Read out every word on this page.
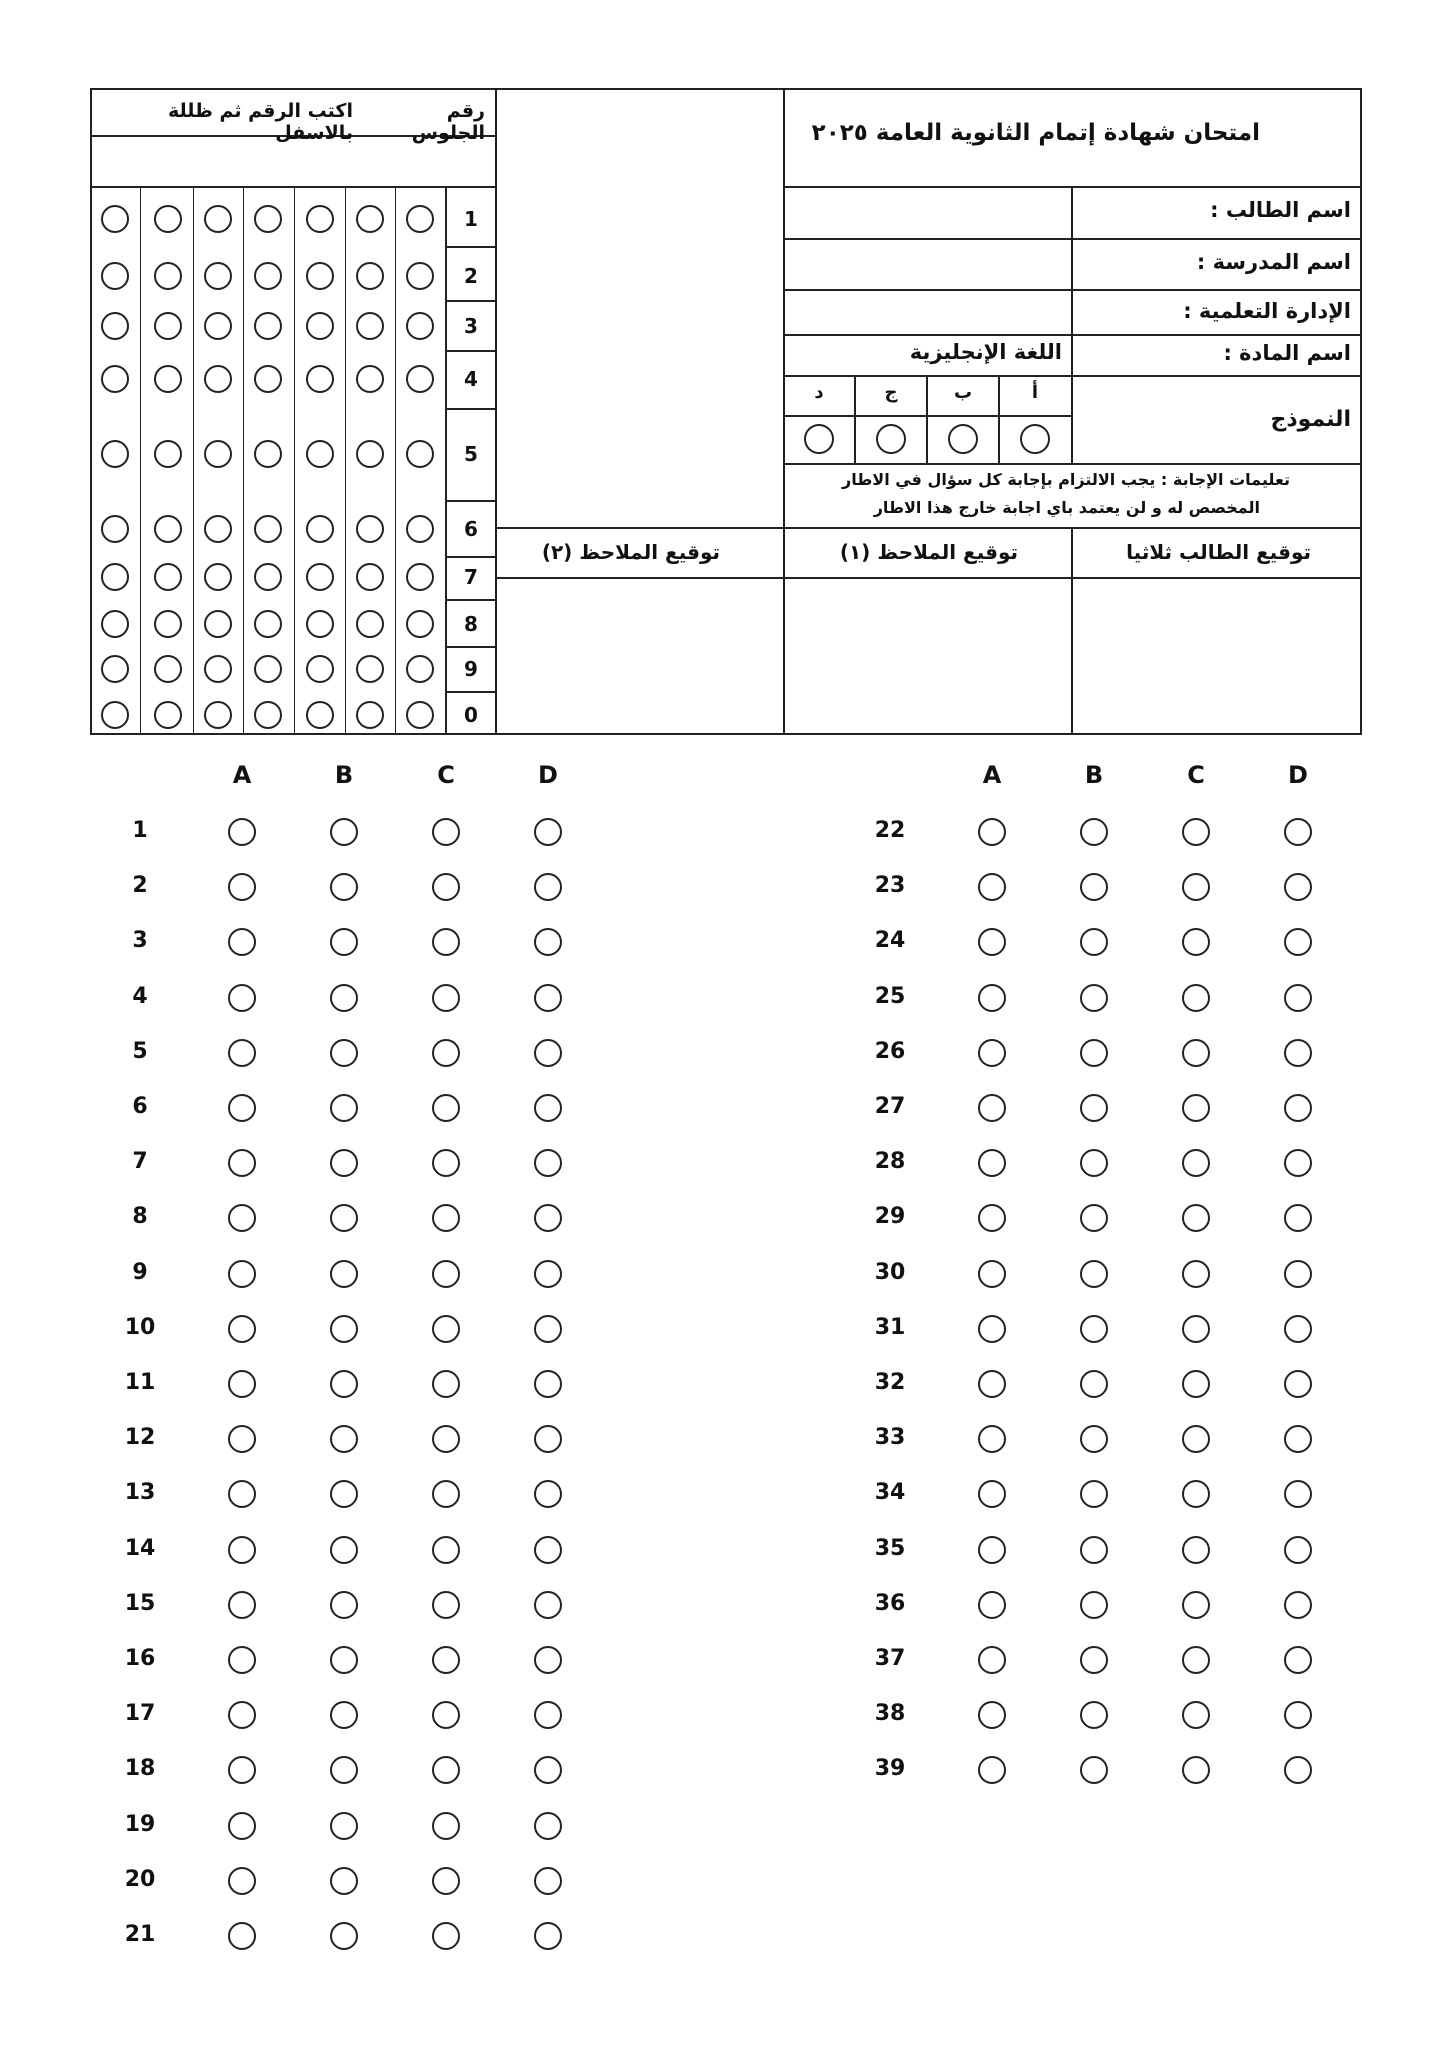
رقم الجلوس
اكتب الرقم ثم ظللة بالاسفل
1
2
3
4
5
6
7
8
9
0
امتحان شهادة إتمام الثانوية العامة ٢٠٢٥
اسم الطالب :
اسم المدرسة :
الإدارة التعلمية :
اسم المادة :
اللغة الإنجليزية
النموذج
أ
ب
ج
د
تعليمات الإجابة : يجب الالتزام بإجابة كل سؤال في الاطار
المخصص له و لن يعتمد باي اجابة خارج هذا الاطار
توقيع الطالب ثلاثيا
توقيع الملاحظ (١)
توقيع الملاحظ (٢)
A	B	C	D
1
2
3
4
5
6
7
8
9
10
11
12
13
14
15
16
17
18
19
20
21
A	B	C	D
22
23
24
25
26
27
28
29
30
31
32
33
34
35
36
37
38
39
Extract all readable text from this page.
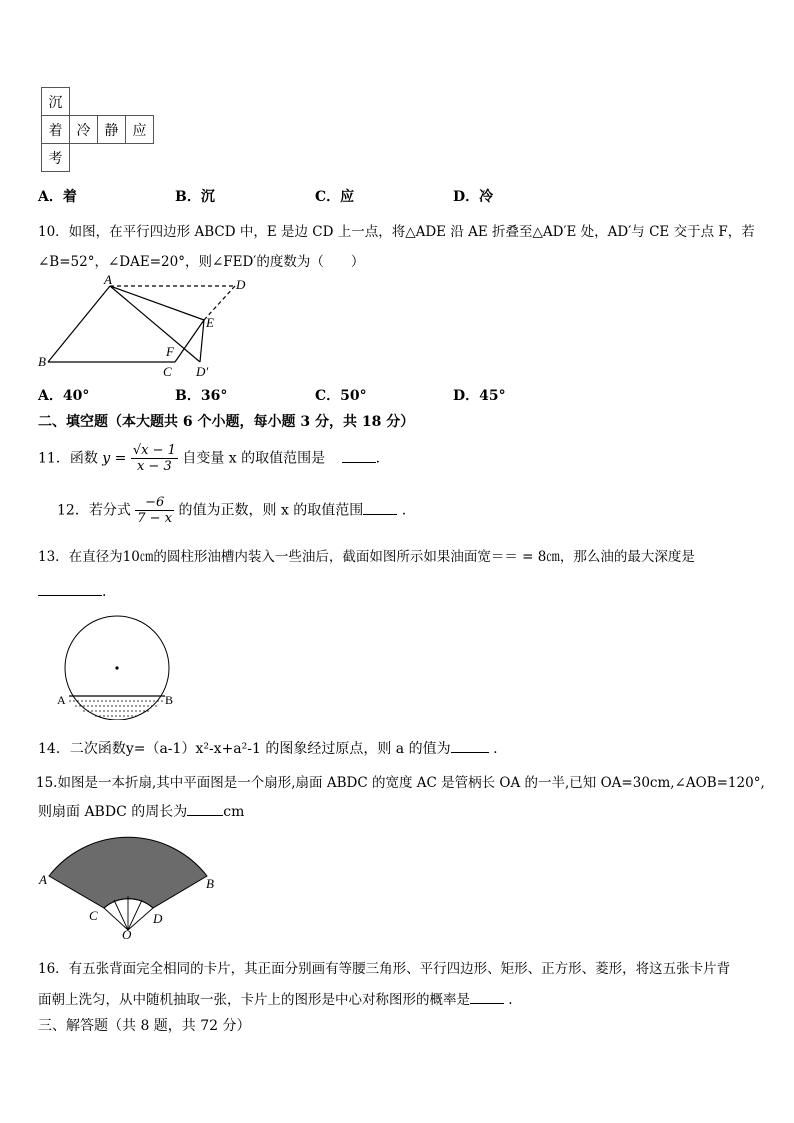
沉			
着	冷	静	应
考			
A．着	B．沉	C．应	D．冷
10．如图，在平行四边形 ABCD 中，E 是边 CD 上一点，将△ADE 沿 AE 折叠至△AD′E 处，AD′与 CE 交于点 F，若
∠B=52°，∠DAE=20°，则∠FED′的度数为（　　）
A
B
C
D
E
F
D′
A．40°	B．36°	C．50°	D．45°
二、填空题（本大题共 6 个小题，每小题 3 分，共 18 分）
11．函数 $y = \frac{√x - 1}{x - 3}$ 自变量 x 的取值范围是	.
12．若分式 $\frac{-6}{7 - x}$ 的值为正数，则 x 的取值范围	.
13．在直径为10㎝的圆柱形油槽内装入一些油后，截面如图所示如果油面宽＝＝ = 8㎝，那么油的最大深度是
.
A	B
14．二次函数y=（a-1）x²-x+a²-1 的图象经过原点，则 a 的值为	.
15.如图是一本折扇,其中平面图是一个扇形,扇面 ABDC 的宽度 AC 是管柄长 OA 的一半,已知 OA=30cm,∠AOB=120°,
则扇面 ABDC 的周长为	cm
A	B
C	D
O
16．有五张背面完全相同的卡片，其正面分别画有等腰三角形、平行四边形、矩形、正方形、菱形，将这五张卡片背
面朝上洗匀，从中随机抽取一张，卡片上的图形是中心对称图形的概率是	.
三、解答题（共 8 题，共 72 分）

-=-=-=-=-

## What you have to do
Restate the whole listing above exactly, except for its images.

## Solution to the exercise
Read out every word on this page.
رقم الجلوس
اكتب الرقم ثم ظللة بالاسفل
1
2
3
4
5
6
7
8
9
0
امتحان شهادة إتمام الثانوية العامة ٢٠٢٥
اسم الطالب :
اسم المدرسة :
الإدارة التعلمية :
اسم المادة :
اللغة الإنجليزية
النموذج
أ
ب
ج
د
تعليمات الإجابة : يجب الالتزام بإجابة كل سؤال في الاطار
المخصص له و لن يعتمد باي اجابة خارج هذا الاطار
توقيع الطالب ثلاثيا
توقيع الملاحظ (١)
توقيع الملاحظ (٢)
A	B	C	D
1
2
3
4
5
6
7
8
9
10
11
12
13
14
15
16
17
18
19
20
21
A	B	C	D
22
23
24
25
26
27
28
29
30
31
32
33
34
35
36
37
38
39
Extract all readable text from this page.
沉			
着	冷	静	应
考			
A．着	B．沉	C．应	D．冷
10．如图，在平行四边形 ABCD 中，E 是边 CD 上一点，将△ADE 沿 AE 折叠至△AD′E 处，AD′与 CE 交于点 F，若
∠B=52°，∠DAE=20°，则∠FED′的度数为（　　）
A
B
C
D
E
F
D′
A．40°	B．36°	C．50°	D．45°
二、填空题（本大题共 6 个小题，每小题 3 分，共 18 分）
11．函数 $y = \frac{√x - 1}{x - 3}$ 自变量 x 的取值范围是	.
12．若分式 $\frac{-6}{7 - x}$ 的值为正数，则 x 的取值范围	.
13．在直径为10㎝的圆柱形油槽内装入一些油后，截面如图所示如果油面宽＝＝ = 8㎝，那么油的最大深度是
.
A	B
14．二次函数y=（a-1）x²-x+a²-1 的图象经过原点，则 a 的值为	.
15.如图是一本折扇,其中平面图是一个扇形,扇面 ABDC 的宽度 AC 是管柄长 OA 的一半,已知 OA=30cm,∠AOB=120°,
则扇面 ABDC 的周长为	cm
A	B
C	D
O
16．有五张背面完全相同的卡片，其正面分别画有等腰三角形、平行四边形、矩形、正方形、菱形，将这五张卡片背
面朝上洗匀，从中随机抽取一张，卡片上的图形是中心对称图形的概率是	.
三、解答题（共 8 题，共 72 分）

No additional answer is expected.